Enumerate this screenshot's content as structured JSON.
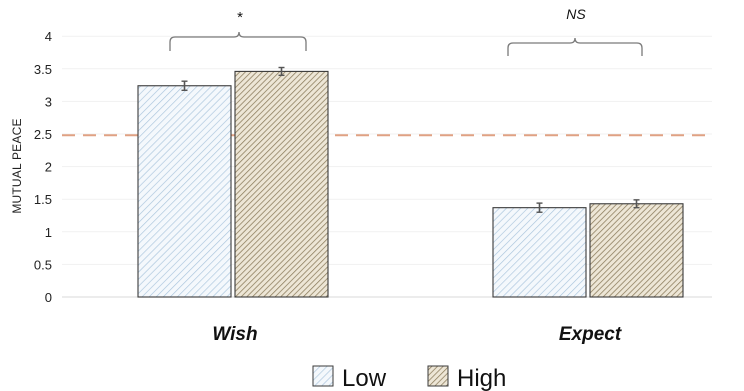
{
  "chart_data": {
    "type": "bar",
    "ylabel": "MUTUAL PEACE",
    "ylim": [
      0,
      4.3
    ],
    "yticks": [
      "0",
      "0.5",
      "1",
      "1.5",
      "2",
      "2.5",
      "3",
      "3.5",
      "4"
    ],
    "grid": true,
    "categories": [
      "Wish",
      "Expect"
    ],
    "series": [
      {
        "name": "Low",
        "values": [
          3.24,
          1.37
        ],
        "errors": [
          0.07,
          0.07
        ],
        "pattern": "light-diagonal",
        "color": "#a9c4dc"
      },
      {
        "name": "High",
        "values": [
          3.46,
          1.43
        ],
        "errors": [
          0.06,
          0.06
        ],
        "pattern": "dense-diagonal",
        "color": "#8a7a5a"
      }
    ],
    "reference_line": {
      "y": 2.48,
      "color": "#e0a183",
      "style": "dashed"
    },
    "significance": [
      {
        "category": "Wish",
        "label": "*"
      },
      {
        "category": "Expect",
        "label": "NS"
      }
    ],
    "legend": {
      "placement": "bottom",
      "entries": [
        "Low",
        "High"
      ]
    }
  }
}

SET EXERCISE -> Please repeat the entries exactly. Do not include the pictures.

TASK RESULT ->
Enumerate this screenshot's content as structured JSON.
{
  "chart_data": {
    "type": "bar",
    "ylabel": "MUTUAL PEACE",
    "ylim": [
      0,
      4.3
    ],
    "yticks": [
      "0",
      "0.5",
      "1",
      "1.5",
      "2",
      "2.5",
      "3",
      "3.5",
      "4"
    ],
    "grid": true,
    "categories": [
      "Wish",
      "Expect"
    ],
    "series": [
      {
        "name": "Low",
        "values": [
          3.24,
          1.37
        ],
        "errors": [
          0.07,
          0.07
        ],
        "pattern": "light-diagonal",
        "color": "#a9c4dc"
      },
      {
        "name": "High",
        "values": [
          3.46,
          1.43
        ],
        "errors": [
          0.06,
          0.06
        ],
        "pattern": "dense-diagonal",
        "color": "#8a7a5a"
      }
    ],
    "reference_line": {
      "y": 2.48,
      "color": "#e0a183",
      "style": "dashed"
    },
    "significance": [
      {
        "category": "Wish",
        "label": "*"
      },
      {
        "category": "Expect",
        "label": "NS"
      }
    ],
    "legend": {
      "placement": "bottom",
      "entries": [
        "Low",
        "High"
      ]
    }
  }
}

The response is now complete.